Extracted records
------------------------------------

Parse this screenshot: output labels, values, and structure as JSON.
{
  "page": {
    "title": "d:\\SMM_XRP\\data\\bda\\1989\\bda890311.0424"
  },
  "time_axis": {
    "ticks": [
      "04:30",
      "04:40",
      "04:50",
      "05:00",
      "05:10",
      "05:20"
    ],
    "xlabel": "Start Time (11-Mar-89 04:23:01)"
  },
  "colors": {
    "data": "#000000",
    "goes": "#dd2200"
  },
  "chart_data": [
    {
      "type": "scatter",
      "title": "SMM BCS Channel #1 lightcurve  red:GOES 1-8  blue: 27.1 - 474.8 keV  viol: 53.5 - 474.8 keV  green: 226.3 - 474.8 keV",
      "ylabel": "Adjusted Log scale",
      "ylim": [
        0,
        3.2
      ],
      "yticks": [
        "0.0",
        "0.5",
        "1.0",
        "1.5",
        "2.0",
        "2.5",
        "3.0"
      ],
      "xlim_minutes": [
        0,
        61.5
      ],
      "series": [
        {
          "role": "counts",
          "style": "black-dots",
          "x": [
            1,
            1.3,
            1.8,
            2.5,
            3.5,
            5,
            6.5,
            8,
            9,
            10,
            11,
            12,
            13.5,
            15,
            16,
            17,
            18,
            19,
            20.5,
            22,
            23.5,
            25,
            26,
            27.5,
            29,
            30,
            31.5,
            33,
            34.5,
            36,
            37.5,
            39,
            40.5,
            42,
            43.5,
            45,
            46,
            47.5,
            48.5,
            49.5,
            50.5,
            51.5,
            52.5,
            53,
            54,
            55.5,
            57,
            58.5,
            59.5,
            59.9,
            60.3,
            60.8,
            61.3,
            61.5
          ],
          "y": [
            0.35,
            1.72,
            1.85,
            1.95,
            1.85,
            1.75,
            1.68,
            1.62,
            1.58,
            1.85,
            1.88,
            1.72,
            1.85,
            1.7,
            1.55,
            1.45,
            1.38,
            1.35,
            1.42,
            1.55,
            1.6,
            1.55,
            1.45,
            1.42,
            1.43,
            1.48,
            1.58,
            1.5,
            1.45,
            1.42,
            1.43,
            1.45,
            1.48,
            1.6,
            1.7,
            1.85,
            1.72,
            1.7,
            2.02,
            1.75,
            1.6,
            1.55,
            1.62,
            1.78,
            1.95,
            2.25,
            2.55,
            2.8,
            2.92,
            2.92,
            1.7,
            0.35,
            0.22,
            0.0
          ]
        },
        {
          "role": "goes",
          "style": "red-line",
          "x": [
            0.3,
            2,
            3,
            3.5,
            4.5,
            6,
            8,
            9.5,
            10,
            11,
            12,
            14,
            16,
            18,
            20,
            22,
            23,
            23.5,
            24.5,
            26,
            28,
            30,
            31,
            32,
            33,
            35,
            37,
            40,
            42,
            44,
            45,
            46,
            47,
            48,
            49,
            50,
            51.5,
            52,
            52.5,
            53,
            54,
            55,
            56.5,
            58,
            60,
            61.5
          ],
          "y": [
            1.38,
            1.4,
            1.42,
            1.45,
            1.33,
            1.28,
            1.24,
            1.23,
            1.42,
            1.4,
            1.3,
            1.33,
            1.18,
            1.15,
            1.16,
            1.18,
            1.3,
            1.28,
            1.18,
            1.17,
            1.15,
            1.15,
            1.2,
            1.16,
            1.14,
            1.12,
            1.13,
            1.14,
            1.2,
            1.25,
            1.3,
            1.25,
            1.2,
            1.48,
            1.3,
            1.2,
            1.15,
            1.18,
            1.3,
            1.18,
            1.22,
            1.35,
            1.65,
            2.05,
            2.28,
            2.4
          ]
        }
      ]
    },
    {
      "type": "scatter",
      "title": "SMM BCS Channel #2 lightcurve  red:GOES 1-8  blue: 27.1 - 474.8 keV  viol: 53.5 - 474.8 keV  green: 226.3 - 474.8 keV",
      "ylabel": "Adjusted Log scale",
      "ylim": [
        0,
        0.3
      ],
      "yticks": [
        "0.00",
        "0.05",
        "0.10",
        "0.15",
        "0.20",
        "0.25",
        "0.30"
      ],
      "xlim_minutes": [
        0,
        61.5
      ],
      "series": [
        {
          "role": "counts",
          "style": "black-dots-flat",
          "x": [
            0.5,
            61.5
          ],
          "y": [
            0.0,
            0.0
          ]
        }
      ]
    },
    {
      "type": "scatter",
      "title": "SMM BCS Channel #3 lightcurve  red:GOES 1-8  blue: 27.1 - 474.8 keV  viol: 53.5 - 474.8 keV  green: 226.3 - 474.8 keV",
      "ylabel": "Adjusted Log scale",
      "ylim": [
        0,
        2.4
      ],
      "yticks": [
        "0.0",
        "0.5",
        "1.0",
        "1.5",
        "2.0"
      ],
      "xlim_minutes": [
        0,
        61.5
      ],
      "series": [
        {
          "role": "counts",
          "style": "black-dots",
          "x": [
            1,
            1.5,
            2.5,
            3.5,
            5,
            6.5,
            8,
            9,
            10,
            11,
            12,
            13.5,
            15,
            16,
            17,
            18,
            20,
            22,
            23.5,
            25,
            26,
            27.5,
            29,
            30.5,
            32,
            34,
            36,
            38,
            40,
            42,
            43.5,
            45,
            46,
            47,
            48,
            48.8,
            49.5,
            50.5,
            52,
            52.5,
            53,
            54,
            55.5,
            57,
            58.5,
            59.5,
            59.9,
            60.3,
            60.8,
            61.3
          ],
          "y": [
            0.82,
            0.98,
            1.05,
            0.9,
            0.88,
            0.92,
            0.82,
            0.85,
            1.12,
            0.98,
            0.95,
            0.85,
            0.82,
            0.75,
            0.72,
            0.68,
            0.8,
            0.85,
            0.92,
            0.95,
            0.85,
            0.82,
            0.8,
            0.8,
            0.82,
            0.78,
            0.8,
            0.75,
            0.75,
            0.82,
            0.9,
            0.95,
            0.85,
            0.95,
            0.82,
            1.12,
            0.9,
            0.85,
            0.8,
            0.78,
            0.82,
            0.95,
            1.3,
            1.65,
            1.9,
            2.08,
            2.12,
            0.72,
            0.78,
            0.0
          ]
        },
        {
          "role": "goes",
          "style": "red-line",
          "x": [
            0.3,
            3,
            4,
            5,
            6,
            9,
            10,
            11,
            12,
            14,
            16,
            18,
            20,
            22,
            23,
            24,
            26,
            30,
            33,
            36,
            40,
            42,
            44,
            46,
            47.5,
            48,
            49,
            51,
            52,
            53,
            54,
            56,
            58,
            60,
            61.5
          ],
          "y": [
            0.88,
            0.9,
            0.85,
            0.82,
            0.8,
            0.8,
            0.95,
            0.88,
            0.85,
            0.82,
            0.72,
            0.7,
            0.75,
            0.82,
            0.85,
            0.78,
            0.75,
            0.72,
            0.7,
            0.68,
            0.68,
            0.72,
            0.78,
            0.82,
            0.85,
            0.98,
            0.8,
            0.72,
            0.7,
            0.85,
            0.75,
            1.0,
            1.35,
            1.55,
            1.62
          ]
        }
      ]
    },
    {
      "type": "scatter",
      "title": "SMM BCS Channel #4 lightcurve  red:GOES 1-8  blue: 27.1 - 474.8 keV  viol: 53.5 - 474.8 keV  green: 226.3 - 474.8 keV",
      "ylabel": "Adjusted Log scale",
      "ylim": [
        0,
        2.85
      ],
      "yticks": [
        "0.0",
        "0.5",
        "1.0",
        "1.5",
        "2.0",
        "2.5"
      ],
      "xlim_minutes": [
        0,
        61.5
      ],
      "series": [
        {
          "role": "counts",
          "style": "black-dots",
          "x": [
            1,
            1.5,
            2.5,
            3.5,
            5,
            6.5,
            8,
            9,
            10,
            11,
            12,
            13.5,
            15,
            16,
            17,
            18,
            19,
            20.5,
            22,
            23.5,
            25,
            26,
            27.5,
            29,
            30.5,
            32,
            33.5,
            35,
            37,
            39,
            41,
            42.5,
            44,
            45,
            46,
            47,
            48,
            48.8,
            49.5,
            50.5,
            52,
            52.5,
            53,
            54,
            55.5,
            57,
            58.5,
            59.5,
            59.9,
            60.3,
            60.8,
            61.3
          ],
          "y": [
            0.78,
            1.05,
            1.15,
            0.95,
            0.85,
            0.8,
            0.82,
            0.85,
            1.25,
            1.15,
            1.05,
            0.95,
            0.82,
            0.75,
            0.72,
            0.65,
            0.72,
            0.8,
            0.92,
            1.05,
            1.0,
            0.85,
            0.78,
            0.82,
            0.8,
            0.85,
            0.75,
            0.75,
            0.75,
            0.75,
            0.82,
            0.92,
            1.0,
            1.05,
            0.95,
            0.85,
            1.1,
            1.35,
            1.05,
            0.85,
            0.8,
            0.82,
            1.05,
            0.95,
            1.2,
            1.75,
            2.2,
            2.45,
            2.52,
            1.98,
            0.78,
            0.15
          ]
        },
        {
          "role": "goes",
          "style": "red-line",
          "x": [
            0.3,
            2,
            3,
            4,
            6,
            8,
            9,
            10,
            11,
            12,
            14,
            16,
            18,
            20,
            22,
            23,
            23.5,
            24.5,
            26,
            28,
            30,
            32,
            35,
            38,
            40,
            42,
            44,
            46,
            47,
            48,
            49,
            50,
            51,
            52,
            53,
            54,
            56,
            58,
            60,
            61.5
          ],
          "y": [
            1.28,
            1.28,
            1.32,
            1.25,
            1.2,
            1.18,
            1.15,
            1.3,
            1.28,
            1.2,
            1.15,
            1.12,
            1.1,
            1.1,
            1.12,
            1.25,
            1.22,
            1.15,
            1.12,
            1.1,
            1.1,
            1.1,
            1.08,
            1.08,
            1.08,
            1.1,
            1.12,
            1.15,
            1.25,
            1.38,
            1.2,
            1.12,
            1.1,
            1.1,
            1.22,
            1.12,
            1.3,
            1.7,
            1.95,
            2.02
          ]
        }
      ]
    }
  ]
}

------------------------------------

Work instructions => Check the data for the word "lightcurve" and pull out the lines that have it.

Output =>
      "title": "SMM BCS Channel #1 lightcurve  red:GOES 1-8  blue: 27.1 - 474.8 keV  viol: 53.5 - 474.8 keV  green: 226.3 - 474.8 keV",
      "title": "SMM BCS Channel #2 lightcurve  red:GOES 1-8  blue: 27.1 - 474.8 keV  viol: 53.5 - 474.8 keV  green: 226.3 - 474.8 keV",
      "title": "SMM BCS Channel #3 lightcurve  red:GOES 1-8  blue: 27.1 - 474.8 keV  viol: 53.5 - 474.8 keV  green: 226.3 - 474.8 keV",
      "title": "SMM BCS Channel #4 lightcurve  red:GOES 1-8  blue: 27.1 - 474.8 keV  viol: 53.5 - 474.8 keV  green: 226.3 - 474.8 keV",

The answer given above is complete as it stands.